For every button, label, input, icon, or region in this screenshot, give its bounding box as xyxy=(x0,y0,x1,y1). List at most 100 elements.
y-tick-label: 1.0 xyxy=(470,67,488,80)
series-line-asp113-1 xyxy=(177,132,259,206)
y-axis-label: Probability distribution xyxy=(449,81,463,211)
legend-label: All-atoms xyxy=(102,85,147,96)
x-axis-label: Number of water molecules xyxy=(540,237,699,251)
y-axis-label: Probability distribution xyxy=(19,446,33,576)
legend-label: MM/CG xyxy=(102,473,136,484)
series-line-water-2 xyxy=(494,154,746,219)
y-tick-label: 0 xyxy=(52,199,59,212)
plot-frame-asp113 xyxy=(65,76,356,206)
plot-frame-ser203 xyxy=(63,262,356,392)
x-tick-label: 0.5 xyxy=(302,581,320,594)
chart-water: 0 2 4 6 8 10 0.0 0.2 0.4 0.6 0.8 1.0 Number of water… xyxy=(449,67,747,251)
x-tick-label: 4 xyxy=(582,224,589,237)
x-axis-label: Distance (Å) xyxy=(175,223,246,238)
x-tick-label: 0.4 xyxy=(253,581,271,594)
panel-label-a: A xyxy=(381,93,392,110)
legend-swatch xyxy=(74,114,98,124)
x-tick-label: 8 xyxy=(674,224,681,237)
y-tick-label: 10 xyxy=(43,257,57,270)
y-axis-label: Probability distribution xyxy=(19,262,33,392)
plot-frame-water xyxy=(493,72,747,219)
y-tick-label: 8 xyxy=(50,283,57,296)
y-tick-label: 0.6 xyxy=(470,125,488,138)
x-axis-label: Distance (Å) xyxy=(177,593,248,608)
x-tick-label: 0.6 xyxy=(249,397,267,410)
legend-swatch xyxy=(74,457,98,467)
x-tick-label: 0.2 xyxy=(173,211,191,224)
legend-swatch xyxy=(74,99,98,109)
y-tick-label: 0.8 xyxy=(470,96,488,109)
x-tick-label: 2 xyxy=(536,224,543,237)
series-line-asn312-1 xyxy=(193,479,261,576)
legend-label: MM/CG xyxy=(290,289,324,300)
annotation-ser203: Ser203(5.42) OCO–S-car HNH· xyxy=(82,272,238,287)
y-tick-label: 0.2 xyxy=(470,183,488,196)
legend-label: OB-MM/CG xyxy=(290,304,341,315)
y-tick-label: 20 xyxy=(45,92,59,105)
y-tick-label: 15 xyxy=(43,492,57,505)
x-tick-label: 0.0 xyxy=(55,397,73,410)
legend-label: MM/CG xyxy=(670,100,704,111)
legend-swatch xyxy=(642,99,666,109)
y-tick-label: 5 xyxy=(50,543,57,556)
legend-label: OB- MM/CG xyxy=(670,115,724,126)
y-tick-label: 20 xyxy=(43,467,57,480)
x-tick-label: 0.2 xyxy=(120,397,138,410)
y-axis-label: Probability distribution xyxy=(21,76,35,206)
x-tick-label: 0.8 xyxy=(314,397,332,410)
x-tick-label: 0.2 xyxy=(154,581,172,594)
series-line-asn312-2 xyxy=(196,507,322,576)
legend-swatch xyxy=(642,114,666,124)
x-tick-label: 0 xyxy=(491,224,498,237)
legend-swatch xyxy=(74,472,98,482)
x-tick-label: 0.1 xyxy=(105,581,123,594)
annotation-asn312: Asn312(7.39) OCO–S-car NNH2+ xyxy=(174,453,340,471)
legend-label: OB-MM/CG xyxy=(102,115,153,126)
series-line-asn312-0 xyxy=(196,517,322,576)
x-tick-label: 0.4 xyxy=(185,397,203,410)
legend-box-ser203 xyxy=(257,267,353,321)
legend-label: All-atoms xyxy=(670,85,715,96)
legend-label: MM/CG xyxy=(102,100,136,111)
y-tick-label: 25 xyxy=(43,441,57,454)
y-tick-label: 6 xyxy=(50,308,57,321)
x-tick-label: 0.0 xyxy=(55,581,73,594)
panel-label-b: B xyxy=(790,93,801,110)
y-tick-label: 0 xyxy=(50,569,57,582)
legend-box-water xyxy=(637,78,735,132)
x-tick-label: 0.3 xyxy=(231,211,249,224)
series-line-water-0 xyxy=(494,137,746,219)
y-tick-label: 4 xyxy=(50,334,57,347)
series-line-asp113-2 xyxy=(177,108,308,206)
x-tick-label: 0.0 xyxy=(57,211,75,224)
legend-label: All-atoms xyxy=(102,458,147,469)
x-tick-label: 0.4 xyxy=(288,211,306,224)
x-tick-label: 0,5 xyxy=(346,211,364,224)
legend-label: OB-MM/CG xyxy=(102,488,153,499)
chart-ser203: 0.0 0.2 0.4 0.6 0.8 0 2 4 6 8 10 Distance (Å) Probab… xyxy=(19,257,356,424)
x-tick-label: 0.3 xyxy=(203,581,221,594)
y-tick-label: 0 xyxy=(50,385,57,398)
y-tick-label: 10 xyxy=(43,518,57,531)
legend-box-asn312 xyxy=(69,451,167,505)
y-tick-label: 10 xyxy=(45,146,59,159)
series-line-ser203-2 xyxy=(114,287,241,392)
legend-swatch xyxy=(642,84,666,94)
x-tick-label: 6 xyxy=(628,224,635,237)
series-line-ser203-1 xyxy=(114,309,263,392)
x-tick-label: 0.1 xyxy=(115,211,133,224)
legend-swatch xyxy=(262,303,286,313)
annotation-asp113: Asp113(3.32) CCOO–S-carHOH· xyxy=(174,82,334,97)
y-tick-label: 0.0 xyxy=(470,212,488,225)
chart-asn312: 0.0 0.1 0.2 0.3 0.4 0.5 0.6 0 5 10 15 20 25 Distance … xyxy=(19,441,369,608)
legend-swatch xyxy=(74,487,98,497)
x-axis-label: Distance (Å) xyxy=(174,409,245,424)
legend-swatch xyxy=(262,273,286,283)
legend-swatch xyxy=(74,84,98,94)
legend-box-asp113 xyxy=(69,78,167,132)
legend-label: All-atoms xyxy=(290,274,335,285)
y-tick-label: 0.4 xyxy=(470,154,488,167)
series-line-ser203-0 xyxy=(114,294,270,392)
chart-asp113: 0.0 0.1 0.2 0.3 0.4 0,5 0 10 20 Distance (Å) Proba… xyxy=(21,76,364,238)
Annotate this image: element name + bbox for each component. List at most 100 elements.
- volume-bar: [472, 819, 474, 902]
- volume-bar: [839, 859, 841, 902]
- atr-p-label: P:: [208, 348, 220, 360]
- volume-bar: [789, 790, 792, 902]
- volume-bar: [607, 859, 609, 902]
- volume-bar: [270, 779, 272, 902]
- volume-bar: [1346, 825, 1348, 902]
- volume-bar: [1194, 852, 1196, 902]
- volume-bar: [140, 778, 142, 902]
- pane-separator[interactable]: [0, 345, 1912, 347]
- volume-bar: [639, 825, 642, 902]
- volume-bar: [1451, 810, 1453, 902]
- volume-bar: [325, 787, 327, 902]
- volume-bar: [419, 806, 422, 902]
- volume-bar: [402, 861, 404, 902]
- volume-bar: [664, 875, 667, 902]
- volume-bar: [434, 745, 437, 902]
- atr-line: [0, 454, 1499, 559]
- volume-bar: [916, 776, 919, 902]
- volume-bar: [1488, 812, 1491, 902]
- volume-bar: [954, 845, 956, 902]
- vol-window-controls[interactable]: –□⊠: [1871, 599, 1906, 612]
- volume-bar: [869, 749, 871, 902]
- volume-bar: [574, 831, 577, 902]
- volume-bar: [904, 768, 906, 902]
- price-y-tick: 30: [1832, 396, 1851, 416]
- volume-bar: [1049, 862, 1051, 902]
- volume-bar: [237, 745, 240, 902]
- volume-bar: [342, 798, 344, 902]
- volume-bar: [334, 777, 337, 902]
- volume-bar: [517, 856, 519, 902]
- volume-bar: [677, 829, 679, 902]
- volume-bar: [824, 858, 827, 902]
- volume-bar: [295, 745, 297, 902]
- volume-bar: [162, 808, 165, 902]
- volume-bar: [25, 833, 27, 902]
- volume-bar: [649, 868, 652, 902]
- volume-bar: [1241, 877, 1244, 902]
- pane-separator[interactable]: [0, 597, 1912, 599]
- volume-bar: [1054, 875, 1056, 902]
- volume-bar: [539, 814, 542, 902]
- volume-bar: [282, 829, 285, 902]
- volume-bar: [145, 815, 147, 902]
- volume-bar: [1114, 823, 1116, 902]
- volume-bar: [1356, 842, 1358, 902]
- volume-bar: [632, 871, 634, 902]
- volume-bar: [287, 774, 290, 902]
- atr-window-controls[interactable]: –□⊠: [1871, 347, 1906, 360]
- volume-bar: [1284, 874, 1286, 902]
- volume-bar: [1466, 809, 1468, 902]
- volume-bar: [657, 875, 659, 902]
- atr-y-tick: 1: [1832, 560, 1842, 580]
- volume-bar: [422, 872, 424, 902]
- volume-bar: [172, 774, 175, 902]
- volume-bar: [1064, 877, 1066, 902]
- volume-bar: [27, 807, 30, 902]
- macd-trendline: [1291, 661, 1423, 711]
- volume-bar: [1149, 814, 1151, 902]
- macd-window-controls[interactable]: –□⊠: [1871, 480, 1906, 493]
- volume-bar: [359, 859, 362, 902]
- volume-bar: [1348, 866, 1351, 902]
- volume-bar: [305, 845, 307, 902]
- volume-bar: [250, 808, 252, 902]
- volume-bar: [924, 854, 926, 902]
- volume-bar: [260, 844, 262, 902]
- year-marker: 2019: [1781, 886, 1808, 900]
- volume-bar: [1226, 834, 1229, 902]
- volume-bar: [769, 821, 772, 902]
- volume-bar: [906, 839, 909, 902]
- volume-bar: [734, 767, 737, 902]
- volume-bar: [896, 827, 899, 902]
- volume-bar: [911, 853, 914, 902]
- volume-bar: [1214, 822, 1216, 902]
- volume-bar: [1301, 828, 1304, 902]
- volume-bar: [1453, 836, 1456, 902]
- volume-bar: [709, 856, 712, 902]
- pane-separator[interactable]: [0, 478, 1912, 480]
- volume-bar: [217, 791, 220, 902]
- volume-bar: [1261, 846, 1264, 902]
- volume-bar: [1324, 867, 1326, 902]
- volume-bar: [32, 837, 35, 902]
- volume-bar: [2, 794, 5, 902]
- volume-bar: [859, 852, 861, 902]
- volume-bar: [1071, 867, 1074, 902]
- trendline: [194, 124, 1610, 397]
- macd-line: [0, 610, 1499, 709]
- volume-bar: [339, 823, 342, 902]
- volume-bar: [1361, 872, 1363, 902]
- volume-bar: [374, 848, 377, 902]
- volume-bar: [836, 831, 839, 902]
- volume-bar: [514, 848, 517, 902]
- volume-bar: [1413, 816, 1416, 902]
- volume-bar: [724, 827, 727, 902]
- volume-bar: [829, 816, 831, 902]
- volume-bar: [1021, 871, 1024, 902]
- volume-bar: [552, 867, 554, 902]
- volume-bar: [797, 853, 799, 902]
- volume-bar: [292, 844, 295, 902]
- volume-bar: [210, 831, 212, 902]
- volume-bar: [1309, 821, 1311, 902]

^^^^^^^^^^^^^^^^

# [Goal]
List every line in the items above that contains the word "distribution".

# [Solution for this exercise]
y-axis-label: Probability distribution xyxy=(449,81,463,211)
y-axis-label: Probability distribution xyxy=(19,446,33,576)
y-axis-label: Probability distribution xyxy=(19,262,33,392)
y-axis-label: Probability distribution xyxy=(21,76,35,206)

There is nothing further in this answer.